## What to work on
Reproduce all records exactly.

========

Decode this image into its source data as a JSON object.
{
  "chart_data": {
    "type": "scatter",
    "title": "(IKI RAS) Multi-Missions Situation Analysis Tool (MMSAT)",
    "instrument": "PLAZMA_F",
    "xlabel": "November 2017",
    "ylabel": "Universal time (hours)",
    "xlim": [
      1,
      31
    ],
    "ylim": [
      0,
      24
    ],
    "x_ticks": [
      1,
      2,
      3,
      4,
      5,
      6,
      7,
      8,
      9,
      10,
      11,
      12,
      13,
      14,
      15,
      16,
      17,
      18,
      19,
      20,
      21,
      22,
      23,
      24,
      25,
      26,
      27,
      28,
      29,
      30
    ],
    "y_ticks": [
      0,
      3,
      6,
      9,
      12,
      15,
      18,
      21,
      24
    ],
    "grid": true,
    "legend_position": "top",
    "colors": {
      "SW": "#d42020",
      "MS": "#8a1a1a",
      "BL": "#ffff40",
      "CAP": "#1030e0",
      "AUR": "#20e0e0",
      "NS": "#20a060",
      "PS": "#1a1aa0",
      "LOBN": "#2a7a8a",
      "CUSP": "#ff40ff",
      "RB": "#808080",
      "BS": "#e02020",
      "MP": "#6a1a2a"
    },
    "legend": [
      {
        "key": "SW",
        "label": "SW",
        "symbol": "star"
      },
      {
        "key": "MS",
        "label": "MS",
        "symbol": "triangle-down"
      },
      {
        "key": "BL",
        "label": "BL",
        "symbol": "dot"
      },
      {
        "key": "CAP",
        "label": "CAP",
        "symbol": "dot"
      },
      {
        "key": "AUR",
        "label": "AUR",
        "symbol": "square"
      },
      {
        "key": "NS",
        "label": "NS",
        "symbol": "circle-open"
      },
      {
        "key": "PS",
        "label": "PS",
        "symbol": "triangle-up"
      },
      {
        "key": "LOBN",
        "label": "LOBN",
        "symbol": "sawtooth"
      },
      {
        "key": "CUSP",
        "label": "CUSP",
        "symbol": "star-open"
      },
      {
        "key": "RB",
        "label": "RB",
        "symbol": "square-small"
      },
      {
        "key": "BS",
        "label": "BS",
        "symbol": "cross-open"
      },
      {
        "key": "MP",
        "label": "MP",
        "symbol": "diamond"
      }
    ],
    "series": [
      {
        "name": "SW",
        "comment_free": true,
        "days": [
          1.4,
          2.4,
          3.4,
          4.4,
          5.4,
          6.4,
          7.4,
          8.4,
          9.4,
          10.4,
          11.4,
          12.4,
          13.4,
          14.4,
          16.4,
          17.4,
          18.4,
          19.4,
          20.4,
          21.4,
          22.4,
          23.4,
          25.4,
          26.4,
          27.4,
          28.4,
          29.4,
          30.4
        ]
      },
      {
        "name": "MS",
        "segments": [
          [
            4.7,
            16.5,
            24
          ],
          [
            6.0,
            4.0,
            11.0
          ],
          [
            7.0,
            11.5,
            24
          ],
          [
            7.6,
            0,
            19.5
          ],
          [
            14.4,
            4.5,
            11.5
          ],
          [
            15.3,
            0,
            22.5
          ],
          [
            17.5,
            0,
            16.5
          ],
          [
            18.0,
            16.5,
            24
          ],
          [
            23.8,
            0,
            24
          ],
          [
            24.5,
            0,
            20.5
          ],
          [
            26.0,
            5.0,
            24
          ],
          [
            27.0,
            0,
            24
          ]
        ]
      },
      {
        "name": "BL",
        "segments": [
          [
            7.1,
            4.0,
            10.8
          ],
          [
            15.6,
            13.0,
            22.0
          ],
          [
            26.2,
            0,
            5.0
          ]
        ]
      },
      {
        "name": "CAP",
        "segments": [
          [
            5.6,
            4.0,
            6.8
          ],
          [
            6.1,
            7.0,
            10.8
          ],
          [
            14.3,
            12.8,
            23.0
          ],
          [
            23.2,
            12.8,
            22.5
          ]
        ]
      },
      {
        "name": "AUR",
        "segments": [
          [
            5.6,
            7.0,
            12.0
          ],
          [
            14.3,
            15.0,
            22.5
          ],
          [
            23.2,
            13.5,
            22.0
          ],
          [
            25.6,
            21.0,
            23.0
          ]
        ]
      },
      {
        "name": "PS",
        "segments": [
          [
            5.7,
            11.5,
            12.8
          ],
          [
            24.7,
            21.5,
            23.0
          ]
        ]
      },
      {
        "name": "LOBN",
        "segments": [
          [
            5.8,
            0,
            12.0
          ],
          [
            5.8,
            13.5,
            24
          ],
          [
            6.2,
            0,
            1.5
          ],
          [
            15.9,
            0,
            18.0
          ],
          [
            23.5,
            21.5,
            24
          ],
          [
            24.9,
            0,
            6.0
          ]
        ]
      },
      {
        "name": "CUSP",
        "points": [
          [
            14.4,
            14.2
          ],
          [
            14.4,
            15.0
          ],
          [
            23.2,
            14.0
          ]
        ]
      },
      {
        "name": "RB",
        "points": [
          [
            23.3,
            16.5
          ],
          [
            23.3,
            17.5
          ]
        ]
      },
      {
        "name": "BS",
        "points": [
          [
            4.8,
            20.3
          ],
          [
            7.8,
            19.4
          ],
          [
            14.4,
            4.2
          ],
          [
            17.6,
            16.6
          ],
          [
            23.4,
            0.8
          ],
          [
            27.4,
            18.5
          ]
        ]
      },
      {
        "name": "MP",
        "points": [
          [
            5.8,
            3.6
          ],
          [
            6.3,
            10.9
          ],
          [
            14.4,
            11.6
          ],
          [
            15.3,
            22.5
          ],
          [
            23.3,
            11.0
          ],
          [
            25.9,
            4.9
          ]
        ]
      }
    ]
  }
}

========

## Task result
Decode this image into its source data as a JSON object.
{
  "chart_data": {
    "type": "scatter",
    "title": "(IKI RAS) Multi-Missions Situation Analysis Tool (MMSAT)",
    "instrument": "PLAZMA_F",
    "xlabel": "November 2017",
    "ylabel": "Universal time (hours)",
    "xlim": [
      1,
      31
    ],
    "ylim": [
      0,
      24
    ],
    "x_ticks": [
      1,
      2,
      3,
      4,
      5,
      6,
      7,
      8,
      9,
      10,
      11,
      12,
      13,
      14,
      15,
      16,
      17,
      18,
      19,
      20,
      21,
      22,
      23,
      24,
      25,
      26,
      27,
      28,
      29,
      30
    ],
    "y_ticks": [
      0,
      3,
      6,
      9,
      12,
      15,
      18,
      21,
      24
    ],
    "grid": true,
    "legend_position": "top",
    "colors": {
      "SW": "#d42020",
      "MS": "#8a1a1a",
      "BL": "#ffff40",
      "CAP": "#1030e0",
      "AUR": "#20e0e0",
      "NS": "#20a060",
      "PS": "#1a1aa0",
      "LOBN": "#2a7a8a",
      "CUSP": "#ff40ff",
      "RB": "#808080",
      "BS": "#e02020",
      "MP": "#6a1a2a"
    },
    "legend": [
      {
        "key": "SW",
        "label": "SW",
        "symbol": "star"
      },
      {
        "key": "MS",
        "label": "MS",
        "symbol": "triangle-down"
      },
      {
        "key": "BL",
        "label": "BL",
        "symbol": "dot"
      },
      {
        "key": "CAP",
        "label": "CAP",
        "symbol": "dot"
      },
      {
        "key": "AUR",
        "label": "AUR",
        "symbol": "square"
      },
      {
        "key": "NS",
        "label": "NS",
        "symbol": "circle-open"
      },
      {
        "key": "PS",
        "label": "PS",
        "symbol": "triangle-up"
      },
      {
        "key": "LOBN",
        "label": "LOBN",
        "symbol": "sawtooth"
      },
      {
        "key": "CUSP",
        "label": "CUSP",
        "symbol": "star-open"
      },
      {
        "key": "RB",
        "label": "RB",
        "symbol": "square-small"
      },
      {
        "key": "BS",
        "label": "BS",
        "symbol": "cross-open"
      },
      {
        "key": "MP",
        "label": "MP",
        "symbol": "diamond"
      }
    ],
    "series": [
      {
        "name": "SW",
        "comment_free": true,
        "days": [
          1.4,
          2.4,
          3.4,
          4.4,
          5.4,
          6.4,
          7.4,
          8.4,
          9.4,
          10.4,
          11.4,
          12.4,
          13.4,
          14.4,
          16.4,
          17.4,
          18.4,
          19.4,
          20.4,
          21.4,
          22.4,
          23.4,
          25.4,
          26.4,
          27.4,
          28.4,
          29.4,
          30.4
        ]
      },
      {
        "name": "MS",
        "segments": [
          [
            4.7,
            16.5,
            24
          ],
          [
            6.0,
            4.0,
            11.0
          ],
          [
            7.0,
            11.5,
            24
          ],
          [
            7.6,
            0,
            19.5
          ],
          [
            14.4,
            4.5,
            11.5
          ],
          [
            15.3,
            0,
            22.5
          ],
          [
            17.5,
            0,
            16.5
          ],
          [
            18.0,
            16.5,
            24
          ],
          [
            23.8,
            0,
            24
          ],
          [
            24.5,
            0,
            20.5
          ],
          [
            26.0,
            5.0,
            24
          ],
          [
            27.0,
            0,
            24
          ]
        ]
      },
      {
        "name": "BL",
        "segments": [
          [
            7.1,
            4.0,
            10.8
          ],
          [
            15.6,
            13.0,
            22.0
          ],
          [
            26.2,
            0,
            5.0
          ]
        ]
      },
      {
        "name": "CAP",
        "segments": [
          [
            5.6,
            4.0,
            6.8
          ],
          [
            6.1,
            7.0,
            10.8
          ],
          [
            14.3,
            12.8,
            23.0
          ],
          [
            23.2,
            12.8,
            22.5
          ]
        ]
      },
      {
        "name": "AUR",
        "segments": [
          [
            5.6,
            7.0,
            12.0
          ],
          [
            14.3,
            15.0,
            22.5
          ],
          [
            23.2,
            13.5,
            22.0
          ],
          [
            25.6,
            21.0,
            23.0
          ]
        ]
      },
      {
        "name": "PS",
        "segments": [
          [
            5.7,
            11.5,
            12.8
          ],
          [
            24.7,
            21.5,
            23.0
          ]
        ]
      },
      {
        "name": "LOBN",
        "segments": [
          [
            5.8,
            0,
            12.0
          ],
          [
            5.8,
            13.5,
            24
          ],
          [
            6.2,
            0,
            1.5
          ],
          [
            15.9,
            0,
            18.0
          ],
          [
            23.5,
            21.5,
            24
          ],
          [
            24.9,
            0,
            6.0
          ]
        ]
      },
      {
        "name": "CUSP",
        "points": [
          [
            14.4,
            14.2
          ],
          [
            14.4,
            15.0
          ],
          [
            23.2,
            14.0
          ]
        ]
      },
      {
        "name": "RB",
        "points": [
          [
            23.3,
            16.5
          ],
          [
            23.3,
            17.5
          ]
        ]
      },
      {
        "name": "BS",
        "points": [
          [
            4.8,
            20.3
          ],
          [
            7.8,
            19.4
          ],
          [
            14.4,
            4.2
          ],
          [
            17.6,
            16.6
          ],
          [
            23.4,
            0.8
          ],
          [
            27.4,
            18.5
          ]
        ]
      },
      {
        "name": "MP",
        "points": [
          [
            5.8,
            3.6
          ],
          [
            6.3,
            10.9
          ],
          [
            14.4,
            11.6
          ],
          [
            15.3,
            22.5
          ],
          [
            23.3,
            11.0
          ],
          [
            25.9,
            4.9
          ]
        ]
      }
    ]
  }
}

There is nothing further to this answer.